▶ **Set problem**:
Repeat each entry as written and leave the images out of the copy.

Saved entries
^^^^
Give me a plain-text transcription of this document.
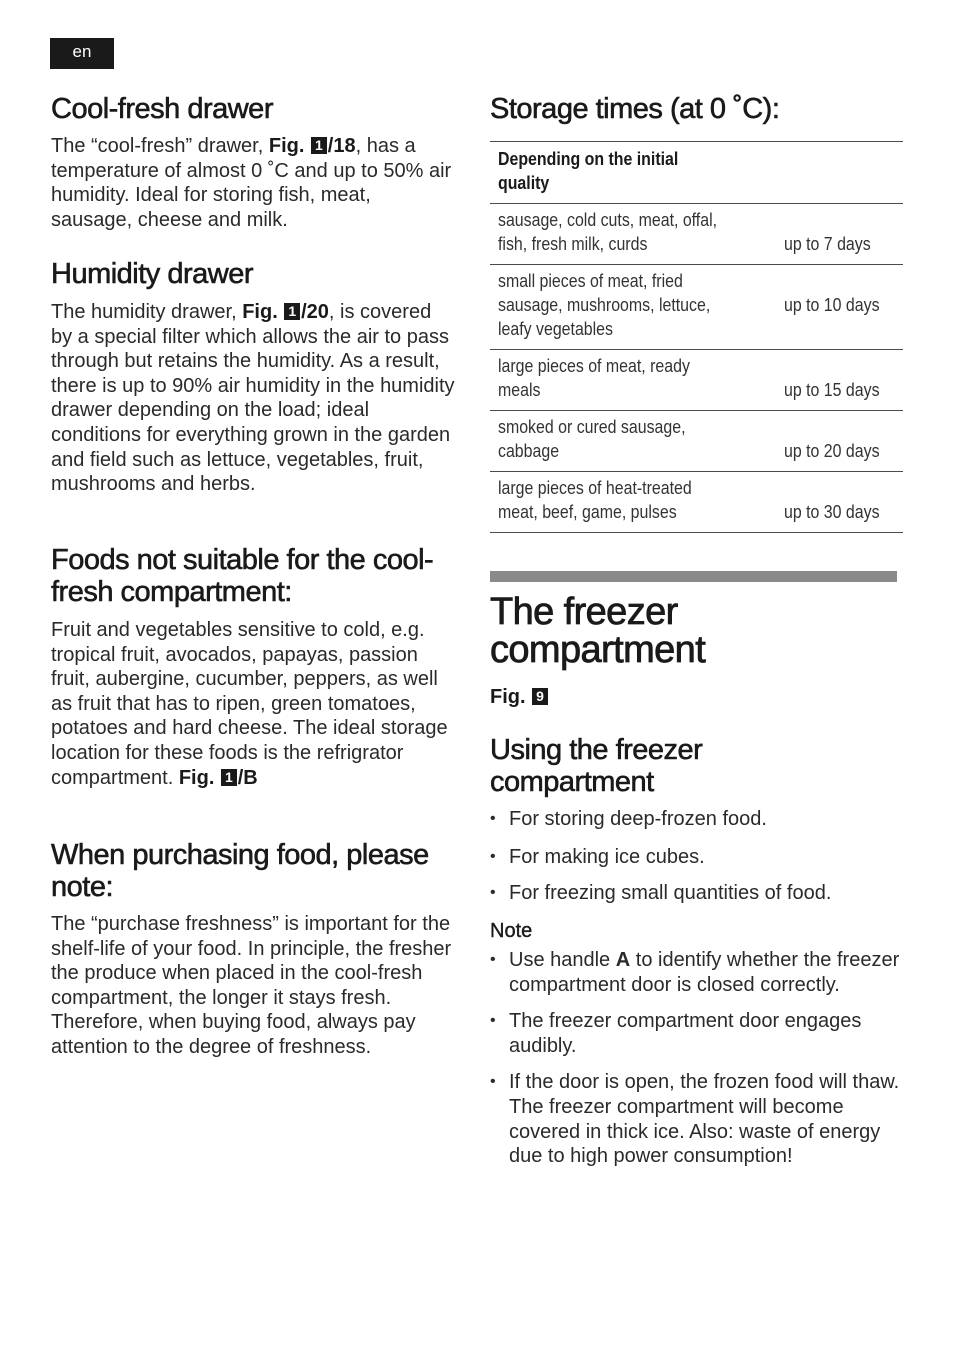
en
Cool-fresh drawer

The “cool-fresh” drawer, Fig. 1 /18, has a temperature of almost 0 ˚C and up to 50% air humidity. Ideal for storing fish, meat, sausage, cheese and milk.

Humidity drawer

The humidity drawer, Fig. 1 /20, is covered by a special filter which allows the air to pass through but retains the humidity. As a result, there is up to 90% air humidity in the humidity drawer depending on the load; ideal conditions for everything grown in the garden and field such as lettuce, vegetables, fruit, mushrooms and herbs.

Foods not suitable for the cool-fresh compartment:

Fruit and vegetables sensitive to cold, e.g. tropical fruit, avocados, papayas, passion fruit, aubergine, cucumber, peppers, as well as fruit that has to ripen, green tomatoes, potatoes and hard cheese. The ideal storage location for these foods is the refrigrator compartment. Fig. 1 /B

When purchasing food, please note:

The “purchase freshness” is important for the shelf-life of your food. In principle, the fresher the produce when placed in the cool-fresh compartment, the longer it stays fresh. Therefore, when buying food, always pay attention to the degree of freshness.

Storage times (at 0 ˚C):
Depending on the initial quality	
sausage, cold cuts, meat, offal, fish, fresh milk, curds	up to 7 days
small pieces of meat, fried sausage, mushrooms, lettuce, leafy vegetables	up to 10 days
large pieces of meat, ready meals	up to 15 days
smoked or cured sausage, cabbage	up to 20 days
large pieces of heat-treated meat, beef, game, pulses	up to 30 days
The freezer compartment

Fig. 9

Using the freezer compartment
• For storing deep-frozen food.
• For making ice cubes.
• For freezing small quantities of food.
Note
• Use handle A to identify whether the freezer compartment door is closed correctly.
• The freezer compartment door engages audibly.
• If the door is open, the frozen food will thaw. The freezer compartment will become covered in thick ice. Also: waste of energy due to high power consumption!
^^^^
▶ **Complete answer**:
Give me a plain-text transcription of this document.
en
Cool-fresh drawer

The “cool-fresh” drawer, Fig. 1 /18, has a temperature of almost 0 ˚C and up to 50% air humidity. Ideal for storing fish, meat, sausage, cheese and milk.

Humidity drawer

The humidity drawer, Fig. 1 /20, is covered by a special filter which allows the air to pass through but retains the humidity. As a result, there is up to 90% air humidity in the humidity drawer depending on the load; ideal conditions for everything grown in the garden and field such as lettuce, vegetables, fruit, mushrooms and herbs.

Foods not suitable for the cool-fresh compartment:

Fruit and vegetables sensitive to cold, e.g. tropical fruit, avocados, papayas, passion fruit, aubergine, cucumber, peppers, as well as fruit that has to ripen, green tomatoes, potatoes and hard cheese. The ideal storage location for these foods is the refrigrator compartment. Fig. 1 /B

When purchasing food, please note:

The “purchase freshness” is important for the shelf-life of your food. In principle, the fresher the produce when placed in the cool-fresh compartment, the longer it stays fresh. Therefore, when buying food, always pay attention to the degree of freshness.

Storage times (at 0 ˚C):
Depending on the initial quality	
sausage, cold cuts, meat, offal, fish, fresh milk, curds	up to 7 days
small pieces of meat, fried sausage, mushrooms, lettuce, leafy vegetables	up to 10 days
large pieces of meat, ready meals	up to 15 days
smoked or cured sausage, cabbage	up to 20 days
large pieces of heat-treated meat, beef, game, pulses	up to 30 days
The freezer compartment

Fig. 9

Using the freezer compartment
• For storing deep-frozen food.
• For making ice cubes.
• For freezing small quantities of food.
Note
• Use handle A to identify whether the freezer compartment door is closed correctly.
• The freezer compartment door engages audibly.
• If the door is open, the frozen food will thaw. The freezer compartment will become covered in thick ice. Also: waste of energy due to high power consumption!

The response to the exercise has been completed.